=== SUPPLIED DATA ===
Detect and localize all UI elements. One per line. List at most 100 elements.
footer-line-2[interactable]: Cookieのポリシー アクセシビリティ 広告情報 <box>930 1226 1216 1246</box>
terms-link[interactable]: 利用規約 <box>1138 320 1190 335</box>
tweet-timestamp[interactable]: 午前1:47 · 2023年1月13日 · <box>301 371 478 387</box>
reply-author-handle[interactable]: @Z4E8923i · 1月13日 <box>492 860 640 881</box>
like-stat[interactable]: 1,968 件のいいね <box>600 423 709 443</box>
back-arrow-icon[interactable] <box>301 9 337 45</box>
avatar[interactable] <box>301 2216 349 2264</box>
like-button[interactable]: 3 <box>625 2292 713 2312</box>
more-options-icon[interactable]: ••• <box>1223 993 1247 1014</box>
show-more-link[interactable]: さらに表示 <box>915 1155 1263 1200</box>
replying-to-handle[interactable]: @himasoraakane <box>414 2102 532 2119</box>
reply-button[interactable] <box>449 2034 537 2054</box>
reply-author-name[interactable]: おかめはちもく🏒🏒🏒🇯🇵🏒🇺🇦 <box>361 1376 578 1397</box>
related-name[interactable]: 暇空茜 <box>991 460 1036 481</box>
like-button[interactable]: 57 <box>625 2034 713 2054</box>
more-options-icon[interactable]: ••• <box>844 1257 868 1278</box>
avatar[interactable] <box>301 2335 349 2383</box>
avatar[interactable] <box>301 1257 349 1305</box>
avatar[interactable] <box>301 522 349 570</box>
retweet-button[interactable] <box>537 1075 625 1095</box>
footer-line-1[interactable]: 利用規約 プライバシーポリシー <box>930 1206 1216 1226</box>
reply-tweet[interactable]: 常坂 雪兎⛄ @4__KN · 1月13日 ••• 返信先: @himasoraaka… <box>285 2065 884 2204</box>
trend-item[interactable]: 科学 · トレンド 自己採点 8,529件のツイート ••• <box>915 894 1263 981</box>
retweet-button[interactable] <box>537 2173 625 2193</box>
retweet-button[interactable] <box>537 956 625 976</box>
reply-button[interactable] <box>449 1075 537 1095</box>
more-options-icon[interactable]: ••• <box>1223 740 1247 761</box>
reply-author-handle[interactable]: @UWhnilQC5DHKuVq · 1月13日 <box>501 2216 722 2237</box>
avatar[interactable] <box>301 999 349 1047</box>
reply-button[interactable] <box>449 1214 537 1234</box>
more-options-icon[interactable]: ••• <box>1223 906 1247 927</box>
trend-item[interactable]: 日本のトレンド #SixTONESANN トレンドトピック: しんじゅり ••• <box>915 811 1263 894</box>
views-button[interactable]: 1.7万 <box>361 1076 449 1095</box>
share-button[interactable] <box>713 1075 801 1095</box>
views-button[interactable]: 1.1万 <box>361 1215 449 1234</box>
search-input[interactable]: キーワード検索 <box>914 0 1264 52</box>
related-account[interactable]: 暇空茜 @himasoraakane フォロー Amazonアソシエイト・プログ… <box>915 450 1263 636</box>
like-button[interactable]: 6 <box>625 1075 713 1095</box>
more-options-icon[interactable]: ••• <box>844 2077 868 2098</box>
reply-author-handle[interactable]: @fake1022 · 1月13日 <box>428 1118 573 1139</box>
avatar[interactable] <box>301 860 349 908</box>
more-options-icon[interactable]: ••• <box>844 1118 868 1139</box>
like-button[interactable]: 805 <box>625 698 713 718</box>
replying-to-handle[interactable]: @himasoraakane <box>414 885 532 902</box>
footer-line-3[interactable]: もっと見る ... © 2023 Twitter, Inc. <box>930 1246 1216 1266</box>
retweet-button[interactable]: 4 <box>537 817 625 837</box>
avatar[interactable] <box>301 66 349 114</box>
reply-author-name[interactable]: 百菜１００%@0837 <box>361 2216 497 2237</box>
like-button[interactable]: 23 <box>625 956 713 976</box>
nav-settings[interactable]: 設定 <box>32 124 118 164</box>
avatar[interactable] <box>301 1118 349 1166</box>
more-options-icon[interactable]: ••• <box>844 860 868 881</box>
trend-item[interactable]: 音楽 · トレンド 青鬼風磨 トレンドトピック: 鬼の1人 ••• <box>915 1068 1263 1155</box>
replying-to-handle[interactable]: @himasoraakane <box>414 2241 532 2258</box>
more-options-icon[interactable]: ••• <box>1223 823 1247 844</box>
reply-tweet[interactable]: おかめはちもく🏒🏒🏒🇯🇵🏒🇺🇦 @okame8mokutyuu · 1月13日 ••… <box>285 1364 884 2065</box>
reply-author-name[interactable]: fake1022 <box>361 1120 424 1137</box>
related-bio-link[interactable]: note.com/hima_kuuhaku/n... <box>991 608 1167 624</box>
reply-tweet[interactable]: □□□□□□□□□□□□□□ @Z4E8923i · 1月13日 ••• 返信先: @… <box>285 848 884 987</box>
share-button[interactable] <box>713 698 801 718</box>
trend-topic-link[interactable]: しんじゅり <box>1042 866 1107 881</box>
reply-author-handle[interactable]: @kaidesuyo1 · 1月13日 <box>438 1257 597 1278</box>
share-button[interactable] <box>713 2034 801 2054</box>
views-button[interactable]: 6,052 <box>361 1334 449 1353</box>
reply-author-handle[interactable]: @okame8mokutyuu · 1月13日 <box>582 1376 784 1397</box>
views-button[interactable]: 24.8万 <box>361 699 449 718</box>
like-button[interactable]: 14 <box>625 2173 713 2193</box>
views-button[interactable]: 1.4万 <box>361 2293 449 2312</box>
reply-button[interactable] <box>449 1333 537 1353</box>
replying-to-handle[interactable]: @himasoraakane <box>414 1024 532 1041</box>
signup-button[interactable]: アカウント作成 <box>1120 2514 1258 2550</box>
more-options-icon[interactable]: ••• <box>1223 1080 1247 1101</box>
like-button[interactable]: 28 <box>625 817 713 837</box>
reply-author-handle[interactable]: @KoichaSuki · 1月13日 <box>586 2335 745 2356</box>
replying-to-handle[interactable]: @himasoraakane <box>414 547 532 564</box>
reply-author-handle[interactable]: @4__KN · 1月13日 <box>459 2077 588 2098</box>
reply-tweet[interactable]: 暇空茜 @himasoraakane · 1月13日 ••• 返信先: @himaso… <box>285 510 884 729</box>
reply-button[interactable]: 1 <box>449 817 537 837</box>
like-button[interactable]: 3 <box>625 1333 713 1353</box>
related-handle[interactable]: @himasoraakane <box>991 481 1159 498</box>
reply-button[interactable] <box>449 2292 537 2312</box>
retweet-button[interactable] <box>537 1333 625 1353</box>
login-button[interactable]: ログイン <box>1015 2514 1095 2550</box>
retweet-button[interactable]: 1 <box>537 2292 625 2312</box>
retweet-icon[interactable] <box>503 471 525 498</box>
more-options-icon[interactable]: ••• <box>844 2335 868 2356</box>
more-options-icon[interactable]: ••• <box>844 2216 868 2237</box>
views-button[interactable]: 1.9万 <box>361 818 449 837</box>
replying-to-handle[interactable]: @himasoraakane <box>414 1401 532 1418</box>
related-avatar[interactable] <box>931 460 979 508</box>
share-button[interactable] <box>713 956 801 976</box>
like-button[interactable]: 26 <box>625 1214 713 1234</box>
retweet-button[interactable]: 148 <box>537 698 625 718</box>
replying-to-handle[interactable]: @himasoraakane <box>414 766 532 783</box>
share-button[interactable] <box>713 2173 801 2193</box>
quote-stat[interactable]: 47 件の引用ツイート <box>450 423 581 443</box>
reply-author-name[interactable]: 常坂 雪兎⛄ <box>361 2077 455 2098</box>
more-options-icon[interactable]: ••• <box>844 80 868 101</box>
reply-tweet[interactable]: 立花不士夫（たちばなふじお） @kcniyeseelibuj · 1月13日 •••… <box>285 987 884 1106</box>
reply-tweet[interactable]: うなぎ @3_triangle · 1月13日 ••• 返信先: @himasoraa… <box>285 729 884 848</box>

=== WHAT TO DO ===
In the records above, replace "share-button" with "send-button" throughout and give them again with everything else unchanged.

=== SOLUTION TO THE PROBLEM ===
Detect and localize all UI elements. One per line. List at most 100 elements.
footer-line-2[interactable]: Cookieのポリシー アクセシビリティ 広告情報 <box>930 1226 1216 1246</box>
terms-link[interactable]: 利用規約 <box>1138 320 1190 335</box>
tweet-timestamp[interactable]: 午前1:47 · 2023年1月13日 · <box>301 371 478 387</box>
reply-author-handle[interactable]: @Z4E8923i · 1月13日 <box>492 860 640 881</box>
like-stat[interactable]: 1,968 件のいいね <box>600 423 709 443</box>
back-arrow-icon[interactable] <box>301 9 337 45</box>
avatar[interactable] <box>301 2216 349 2264</box>
like-button[interactable]: 3 <box>625 2292 713 2312</box>
more-options-icon[interactable]: ••• <box>1223 993 1247 1014</box>
show-more-link[interactable]: さらに表示 <box>915 1155 1263 1200</box>
replying-to-handle[interactable]: @himasoraakane <box>414 2102 532 2119</box>
reply-button[interactable] <box>449 2034 537 2054</box>
reply-author-name[interactable]: おかめはちもく🏒🏒🏒🇯🇵🏒🇺🇦 <box>361 1376 578 1397</box>
related-name[interactable]: 暇空茜 <box>991 460 1036 481</box>
like-button[interactable]: 57 <box>625 2034 713 2054</box>
more-options-icon[interactable]: ••• <box>844 1257 868 1278</box>
avatar[interactable] <box>301 2335 349 2383</box>
avatar[interactable] <box>301 1257 349 1305</box>
avatar[interactable] <box>301 522 349 570</box>
retweet-button[interactable] <box>537 1075 625 1095</box>
footer-line-1[interactable]: 利用規約 プライバシーポリシー <box>930 1206 1216 1226</box>
reply-tweet[interactable]: 常坂 雪兎⛄ @4__KN · 1月13日 ••• 返信先: @himasoraaka… <box>285 2065 884 2204</box>
trend-item[interactable]: 科学 · トレンド 自己採点 8,529件のツイート ••• <box>915 894 1263 981</box>
retweet-button[interactable] <box>537 2173 625 2193</box>
retweet-button[interactable] <box>537 956 625 976</box>
reply-button[interactable] <box>449 1075 537 1095</box>
more-options-icon[interactable]: ••• <box>1223 740 1247 761</box>
reply-author-handle[interactable]: @UWhnilQC5DHKuVq · 1月13日 <box>501 2216 722 2237</box>
avatar[interactable] <box>301 999 349 1047</box>
reply-button[interactable] <box>449 1214 537 1234</box>
more-options-icon[interactable]: ••• <box>1223 906 1247 927</box>
trend-item[interactable]: 日本のトレンド #SixTONESANN トレンドトピック: しんじゅり ••• <box>915 811 1263 894</box>
views-button[interactable]: 1.7万 <box>361 1076 449 1095</box>
send-button[interactable] <box>713 1075 801 1095</box>
views-button[interactable]: 1.1万 <box>361 1215 449 1234</box>
search-input[interactable]: キーワード検索 <box>914 0 1264 52</box>
related-account[interactable]: 暇空茜 @himasoraakane フォロー Amazonアソシエイト・プログ… <box>915 450 1263 636</box>
like-button[interactable]: 6 <box>625 1075 713 1095</box>
more-options-icon[interactable]: ••• <box>844 2077 868 2098</box>
reply-author-handle[interactable]: @fake1022 · 1月13日 <box>428 1118 573 1139</box>
avatar[interactable] <box>301 860 349 908</box>
more-options-icon[interactable]: ••• <box>844 1118 868 1139</box>
like-button[interactable]: 805 <box>625 698 713 718</box>
replying-to-handle[interactable]: @himasoraakane <box>414 885 532 902</box>
footer-line-3[interactable]: もっと見る ... © 2023 Twitter, Inc. <box>930 1246 1216 1266</box>
retweet-button[interactable]: 4 <box>537 817 625 837</box>
avatar[interactable] <box>301 66 349 114</box>
reply-author-name[interactable]: 百菜１００%@0837 <box>361 2216 497 2237</box>
like-button[interactable]: 23 <box>625 956 713 976</box>
nav-settings[interactable]: 設定 <box>32 124 118 164</box>
avatar[interactable] <box>301 1118 349 1166</box>
more-options-icon[interactable]: ••• <box>844 860 868 881</box>
trend-item[interactable]: 音楽 · トレンド 青鬼風磨 トレンドトピック: 鬼の1人 ••• <box>915 1068 1263 1155</box>
replying-to-handle[interactable]: @himasoraakane <box>414 2241 532 2258</box>
more-options-icon[interactable]: ••• <box>1223 823 1247 844</box>
reply-tweet[interactable]: おかめはちもく🏒🏒🏒🇯🇵🏒🇺🇦 @okame8mokutyuu · 1月13日 ••… <box>285 1364 884 2065</box>
reply-author-name[interactable]: fake1022 <box>361 1120 424 1137</box>
related-bio-link[interactable]: note.com/hima_kuuhaku/n... <box>991 608 1167 624</box>
reply-tweet[interactable]: □□□□□□□□□□□□□□ @Z4E8923i · 1月13日 ••• 返信先: @… <box>285 848 884 987</box>
send-button[interactable] <box>713 698 801 718</box>
trend-topic-link[interactable]: しんじゅり <box>1042 866 1107 881</box>
reply-author-handle[interactable]: @kaidesuyo1 · 1月13日 <box>438 1257 597 1278</box>
send-button[interactable] <box>713 2034 801 2054</box>
views-button[interactable]: 6,052 <box>361 1334 449 1353</box>
reply-author-handle[interactable]: @okame8mokutyuu · 1月13日 <box>582 1376 784 1397</box>
views-button[interactable]: 24.8万 <box>361 699 449 718</box>
like-button[interactable]: 14 <box>625 2173 713 2193</box>
views-button[interactable]: 1.4万 <box>361 2293 449 2312</box>
reply-button[interactable] <box>449 1333 537 1353</box>
replying-to-handle[interactable]: @himasoraakane <box>414 1024 532 1041</box>
signup-button[interactable]: アカウント作成 <box>1120 2514 1258 2550</box>
more-options-icon[interactable]: ••• <box>1223 1080 1247 1101</box>
like-button[interactable]: 28 <box>625 817 713 837</box>
reply-author-handle[interactable]: @KoichaSuki · 1月13日 <box>586 2335 745 2356</box>
replying-to-handle[interactable]: @himasoraakane <box>414 547 532 564</box>
reply-author-handle[interactable]: @4__KN · 1月13日 <box>459 2077 588 2098</box>
reply-tweet[interactable]: 暇空茜 @himasoraakane · 1月13日 ••• 返信先: @himaso… <box>285 510 884 729</box>
reply-button[interactable]: 1 <box>449 817 537 837</box>
like-button[interactable]: 3 <box>625 1333 713 1353</box>
related-handle[interactable]: @himasoraakane <box>991 481 1159 498</box>
reply-button[interactable] <box>449 2292 537 2312</box>
retweet-button[interactable] <box>537 1333 625 1353</box>
login-button[interactable]: ログイン <box>1015 2514 1095 2550</box>
retweet-button[interactable]: 1 <box>537 2292 625 2312</box>
retweet-icon[interactable] <box>503 471 525 498</box>
more-options-icon[interactable]: ••• <box>844 2335 868 2356</box>
more-options-icon[interactable]: ••• <box>844 2216 868 2237</box>
views-button[interactable]: 1.9万 <box>361 818 449 837</box>
replying-to-handle[interactable]: @himasoraakane <box>414 1401 532 1418</box>
related-avatar[interactable] <box>931 460 979 508</box>
send-button[interactable] <box>713 956 801 976</box>
like-button[interactable]: 26 <box>625 1214 713 1234</box>
retweet-button[interactable]: 148 <box>537 698 625 718</box>
replying-to-handle[interactable]: @himasoraakane <box>414 766 532 783</box>
send-button[interactable] <box>713 2173 801 2193</box>
quote-stat[interactable]: 47 件の引用ツイート <box>450 423 581 443</box>
reply-author-name[interactable]: 常坂 雪兎⛄ <box>361 2077 455 2098</box>
more-options-icon[interactable]: ••• <box>844 80 868 101</box>
reply-tweet[interactable]: 立花不士夫（たちばなふじお） @kcniyeseelibuj · 1月13日 •••… <box>285 987 884 1106</box>
reply-tweet[interactable]: うなぎ @3_triangle · 1月13日 ••• 返信先: @himasoraa… <box>285 729 884 848</box>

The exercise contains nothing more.